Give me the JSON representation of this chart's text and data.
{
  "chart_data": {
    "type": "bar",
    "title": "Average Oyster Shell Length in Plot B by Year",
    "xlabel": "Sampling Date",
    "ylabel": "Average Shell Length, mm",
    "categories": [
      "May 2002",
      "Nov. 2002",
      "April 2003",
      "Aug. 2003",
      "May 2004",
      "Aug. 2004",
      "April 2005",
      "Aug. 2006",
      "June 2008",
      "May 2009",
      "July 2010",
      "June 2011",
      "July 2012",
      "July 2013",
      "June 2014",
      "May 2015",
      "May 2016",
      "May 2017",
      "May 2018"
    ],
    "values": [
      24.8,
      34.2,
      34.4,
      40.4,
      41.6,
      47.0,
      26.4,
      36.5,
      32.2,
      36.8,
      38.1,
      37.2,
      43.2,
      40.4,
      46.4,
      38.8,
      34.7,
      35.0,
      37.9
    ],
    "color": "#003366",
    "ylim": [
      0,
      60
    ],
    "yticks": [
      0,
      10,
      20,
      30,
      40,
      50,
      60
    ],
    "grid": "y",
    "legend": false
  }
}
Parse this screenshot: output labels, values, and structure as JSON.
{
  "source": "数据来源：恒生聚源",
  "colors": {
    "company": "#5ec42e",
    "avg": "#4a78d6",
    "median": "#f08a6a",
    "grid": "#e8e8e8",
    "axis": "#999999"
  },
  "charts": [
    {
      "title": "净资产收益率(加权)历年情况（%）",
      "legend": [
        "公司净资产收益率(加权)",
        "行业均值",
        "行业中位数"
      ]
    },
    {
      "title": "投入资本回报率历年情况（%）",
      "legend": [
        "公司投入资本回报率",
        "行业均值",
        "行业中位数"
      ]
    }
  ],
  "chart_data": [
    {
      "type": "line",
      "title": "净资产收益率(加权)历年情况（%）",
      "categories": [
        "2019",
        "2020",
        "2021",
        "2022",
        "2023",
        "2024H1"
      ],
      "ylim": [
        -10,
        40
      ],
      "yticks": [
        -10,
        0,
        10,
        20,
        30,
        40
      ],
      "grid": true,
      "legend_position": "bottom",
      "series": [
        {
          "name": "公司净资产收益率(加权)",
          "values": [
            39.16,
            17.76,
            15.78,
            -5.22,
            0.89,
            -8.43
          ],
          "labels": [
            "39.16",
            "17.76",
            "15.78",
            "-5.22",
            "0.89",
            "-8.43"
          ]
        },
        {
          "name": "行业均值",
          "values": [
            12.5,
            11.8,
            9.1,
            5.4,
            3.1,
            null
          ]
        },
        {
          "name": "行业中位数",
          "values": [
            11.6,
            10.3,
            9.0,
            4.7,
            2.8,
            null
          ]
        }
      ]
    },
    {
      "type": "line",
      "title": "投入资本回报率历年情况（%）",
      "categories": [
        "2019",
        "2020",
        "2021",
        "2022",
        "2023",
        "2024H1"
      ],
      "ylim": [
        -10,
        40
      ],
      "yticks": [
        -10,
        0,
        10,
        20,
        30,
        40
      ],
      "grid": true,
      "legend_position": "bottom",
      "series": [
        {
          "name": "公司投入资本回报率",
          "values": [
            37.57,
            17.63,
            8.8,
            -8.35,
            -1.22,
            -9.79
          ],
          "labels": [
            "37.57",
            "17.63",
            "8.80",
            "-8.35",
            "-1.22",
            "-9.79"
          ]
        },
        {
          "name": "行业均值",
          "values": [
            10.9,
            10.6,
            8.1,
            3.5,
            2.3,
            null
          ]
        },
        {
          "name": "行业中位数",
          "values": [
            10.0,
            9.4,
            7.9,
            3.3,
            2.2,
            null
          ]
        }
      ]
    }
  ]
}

Problem description: The listing above must be transcribed exactly, line by line.

Exercise response:
Give me the JSON representation of this chart's text and data.
{
  "chart_data": {
    "type": "bar",
    "title": "Average Oyster Shell Length in Plot B by Year",
    "xlabel": "Sampling Date",
    "ylabel": "Average Shell Length, mm",
    "categories": [
      "May 2002",
      "Nov. 2002",
      "April 2003",
      "Aug. 2003",
      "May 2004",
      "Aug. 2004",
      "April 2005",
      "Aug. 2006",
      "June 2008",
      "May 2009",
      "July 2010",
      "June 2011",
      "July 2012",
      "July 2013",
      "June 2014",
      "May 2015",
      "May 2016",
      "May 2017",
      "May 2018"
    ],
    "values": [
      24.8,
      34.2,
      34.4,
      40.4,
      41.6,
      47.0,
      26.4,
      36.5,
      32.2,
      36.8,
      38.1,
      37.2,
      43.2,
      40.4,
      46.4,
      38.8,
      34.7,
      35.0,
      37.9
    ],
    "color": "#003366",
    "ylim": [
      0,
      60
    ],
    "yticks": [
      0,
      10,
      20,
      30,
      40,
      50,
      60
    ],
    "grid": "y",
    "legend": false
  }
}
Parse this screenshot: output labels, values, and structure as JSON.
{
  "source": "数据来源：恒生聚源",
  "colors": {
    "company": "#5ec42e",
    "avg": "#4a78d6",
    "median": "#f08a6a",
    "grid": "#e8e8e8",
    "axis": "#999999"
  },
  "charts": [
    {
      "title": "净资产收益率(加权)历年情况（%）",
      "legend": [
        "公司净资产收益率(加权)",
        "行业均值",
        "行业中位数"
      ]
    },
    {
      "title": "投入资本回报率历年情况（%）",
      "legend": [
        "公司投入资本回报率",
        "行业均值",
        "行业中位数"
      ]
    }
  ],
  "chart_data": [
    {
      "type": "line",
      "title": "净资产收益率(加权)历年情况（%）",
      "categories": [
        "2019",
        "2020",
        "2021",
        "2022",
        "2023",
        "2024H1"
      ],
      "ylim": [
        -10,
        40
      ],
      "yticks": [
        -10,
        0,
        10,
        20,
        30,
        40
      ],
      "grid": true,
      "legend_position": "bottom",
      "series": [
        {
          "name": "公司净资产收益率(加权)",
          "values": [
            39.16,
            17.76,
            15.78,
            -5.22,
            0.89,
            -8.43
          ],
          "labels": [
            "39.16",
            "17.76",
            "15.78",
            "-5.22",
            "0.89",
            "-8.43"
          ]
        },
        {
          "name": "行业均值",
          "values": [
            12.5,
            11.8,
            9.1,
            5.4,
            3.1,
            null
          ]
        },
        {
          "name": "行业中位数",
          "values": [
            11.6,
            10.3,
            9.0,
            4.7,
            2.8,
            null
          ]
        }
      ]
    },
    {
      "type": "line",
      "title": "投入资本回报率历年情况（%）",
      "categories": [
        "2019",
        "2020",
        "2021",
        "2022",
        "2023",
        "2024H1"
      ],
      "ylim": [
        -10,
        40
      ],
      "yticks": [
        -10,
        0,
        10,
        20,
        30,
        40
      ],
      "grid": true,
      "legend_position": "bottom",
      "series": [
        {
          "name": "公司投入资本回报率",
          "values": [
            37.57,
            17.63,
            8.8,
            -8.35,
            -1.22,
            -9.79
          ],
          "labels": [
            "37.57",
            "17.63",
            "8.80",
            "-8.35",
            "-1.22",
            "-9.79"
          ]
        },
        {
          "name": "行业均值",
          "values": [
            10.9,
            10.6,
            8.1,
            3.5,
            2.3,
            null
          ]
        },
        {
          "name": "行业中位数",
          "values": [
            10.0,
            9.4,
            7.9,
            3.3,
            2.2,
            null
          ]
        }
      ]
    }
  ]
}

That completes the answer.